Rewrite the listing with every "bbox" switched to "box", changing nothing else and omitting the pictures from your output.

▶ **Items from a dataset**

+--

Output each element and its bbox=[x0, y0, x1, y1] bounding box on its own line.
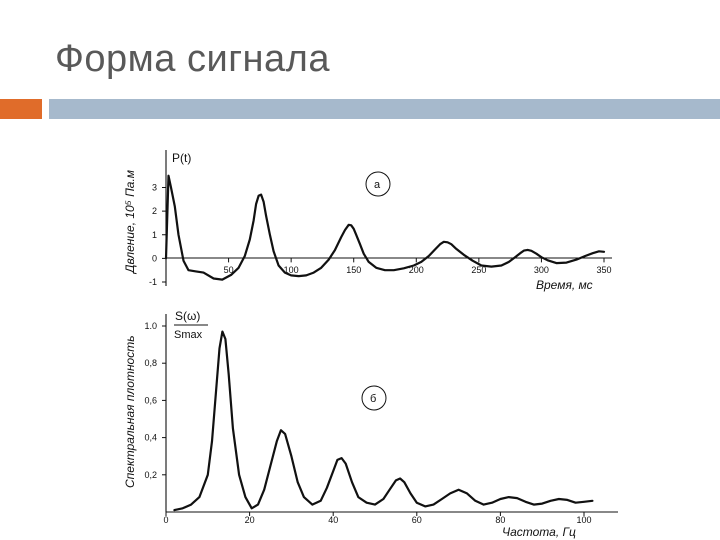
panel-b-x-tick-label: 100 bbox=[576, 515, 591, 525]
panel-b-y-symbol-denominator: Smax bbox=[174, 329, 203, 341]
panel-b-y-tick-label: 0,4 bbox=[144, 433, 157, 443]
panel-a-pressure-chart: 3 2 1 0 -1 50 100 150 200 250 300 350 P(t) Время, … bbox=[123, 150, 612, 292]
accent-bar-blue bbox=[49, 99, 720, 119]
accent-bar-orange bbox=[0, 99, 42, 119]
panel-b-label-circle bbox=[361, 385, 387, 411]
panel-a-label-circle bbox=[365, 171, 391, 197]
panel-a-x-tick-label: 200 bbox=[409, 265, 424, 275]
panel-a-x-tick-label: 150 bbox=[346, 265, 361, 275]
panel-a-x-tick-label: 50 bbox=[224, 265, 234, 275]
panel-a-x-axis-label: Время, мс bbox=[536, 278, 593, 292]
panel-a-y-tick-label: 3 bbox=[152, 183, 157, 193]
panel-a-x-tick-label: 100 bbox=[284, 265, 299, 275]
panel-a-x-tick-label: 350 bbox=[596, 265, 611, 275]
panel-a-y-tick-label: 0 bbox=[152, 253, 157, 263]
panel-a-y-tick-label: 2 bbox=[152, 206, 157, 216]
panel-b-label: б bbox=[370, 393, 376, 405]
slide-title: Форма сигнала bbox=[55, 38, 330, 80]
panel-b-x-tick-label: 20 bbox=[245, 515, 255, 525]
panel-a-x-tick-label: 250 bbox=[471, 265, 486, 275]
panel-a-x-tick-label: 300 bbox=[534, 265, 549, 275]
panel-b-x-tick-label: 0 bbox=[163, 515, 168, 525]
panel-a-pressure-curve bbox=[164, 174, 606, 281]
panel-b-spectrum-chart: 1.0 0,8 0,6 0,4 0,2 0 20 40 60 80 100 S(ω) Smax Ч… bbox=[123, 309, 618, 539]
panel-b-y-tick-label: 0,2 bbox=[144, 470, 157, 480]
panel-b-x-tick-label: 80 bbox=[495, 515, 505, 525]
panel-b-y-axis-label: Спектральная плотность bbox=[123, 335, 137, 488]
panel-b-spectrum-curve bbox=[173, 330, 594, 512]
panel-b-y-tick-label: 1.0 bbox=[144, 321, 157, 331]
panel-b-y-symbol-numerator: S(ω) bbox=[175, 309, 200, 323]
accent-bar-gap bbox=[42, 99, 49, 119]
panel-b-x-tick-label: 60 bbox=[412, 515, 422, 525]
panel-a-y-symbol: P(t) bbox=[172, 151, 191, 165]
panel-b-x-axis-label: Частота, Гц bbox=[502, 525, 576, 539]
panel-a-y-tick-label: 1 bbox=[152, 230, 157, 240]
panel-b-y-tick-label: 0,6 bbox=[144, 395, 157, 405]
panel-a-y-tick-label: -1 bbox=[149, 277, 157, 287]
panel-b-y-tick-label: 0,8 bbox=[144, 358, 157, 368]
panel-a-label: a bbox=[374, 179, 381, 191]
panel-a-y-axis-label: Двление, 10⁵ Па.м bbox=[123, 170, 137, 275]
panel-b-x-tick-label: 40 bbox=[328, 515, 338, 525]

+--

▶ **Exercise answer**
Output each element and its box=[x0, y0, x1, y1] bounding box on its own line.
panel-b-x-tick-label: 100 box=[576, 515, 591, 525]
panel-b-y-symbol-denominator: Smax box=[174, 329, 203, 341]
panel-b-y-tick-label: 0,4 box=[144, 433, 157, 443]
panel-a-pressure-chart: 3 2 1 0 -1 50 100 150 200 250 300 350 P(t) Время, … box=[123, 150, 612, 292]
accent-bar-blue box=[49, 99, 720, 119]
accent-bar-orange box=[0, 99, 42, 119]
panel-b-label-circle box=[361, 385, 387, 411]
panel-a-label-circle box=[365, 171, 391, 197]
panel-a-x-tick-label: 200 box=[409, 265, 424, 275]
panel-a-x-tick-label: 150 box=[346, 265, 361, 275]
panel-a-x-tick-label: 50 box=[224, 265, 234, 275]
panel-a-x-axis-label: Время, мс box=[536, 278, 593, 292]
panel-a-y-tick-label: 3 box=[152, 183, 157, 193]
panel-a-x-tick-label: 100 box=[284, 265, 299, 275]
panel-a-x-tick-label: 350 box=[596, 265, 611, 275]
panel-a-y-tick-label: 0 box=[152, 253, 157, 263]
panel-a-y-tick-label: 2 box=[152, 206, 157, 216]
panel-b-label: б box=[370, 393, 376, 405]
slide-title: Форма сигнала box=[55, 38, 330, 80]
panel-b-x-tick-label: 20 box=[245, 515, 255, 525]
panel-a-x-tick-label: 250 box=[471, 265, 486, 275]
panel-a-x-tick-label: 300 box=[534, 265, 549, 275]
panel-b-x-tick-label: 0 box=[163, 515, 168, 525]
panel-a-pressure-curve box=[164, 174, 606, 281]
panel-b-spectrum-chart: 1.0 0,8 0,6 0,4 0,2 0 20 40 60 80 100 S(ω) Smax Ч… box=[123, 309, 618, 539]
panel-b-y-tick-label: 0,2 box=[144, 470, 157, 480]
panel-b-x-tick-label: 80 box=[495, 515, 505, 525]
panel-b-y-axis-label: Спектральная плотность box=[123, 335, 137, 488]
panel-b-spectrum-curve box=[173, 330, 594, 512]
panel-b-y-tick-label: 1.0 box=[144, 321, 157, 331]
panel-b-y-symbol-numerator: S(ω) box=[175, 309, 200, 323]
accent-bar-gap box=[42, 99, 49, 119]
panel-b-x-tick-label: 60 box=[412, 515, 422, 525]
panel-a-y-symbol: P(t) box=[172, 151, 191, 165]
panel-b-x-axis-label: Частота, Гц box=[502, 525, 576, 539]
panel-a-y-tick-label: 1 box=[152, 230, 157, 240]
panel-b-y-tick-label: 0,6 box=[144, 395, 157, 405]
panel-a-y-tick-label: -1 box=[149, 277, 157, 287]
panel-b-y-tick-label: 0,8 box=[144, 358, 157, 368]
panel-a-label: a box=[374, 179, 381, 191]
panel-a-y-axis-label: Двление, 10⁵ Па.м box=[123, 170, 137, 275]
panel-b-x-tick-label: 40 box=[328, 515, 338, 525]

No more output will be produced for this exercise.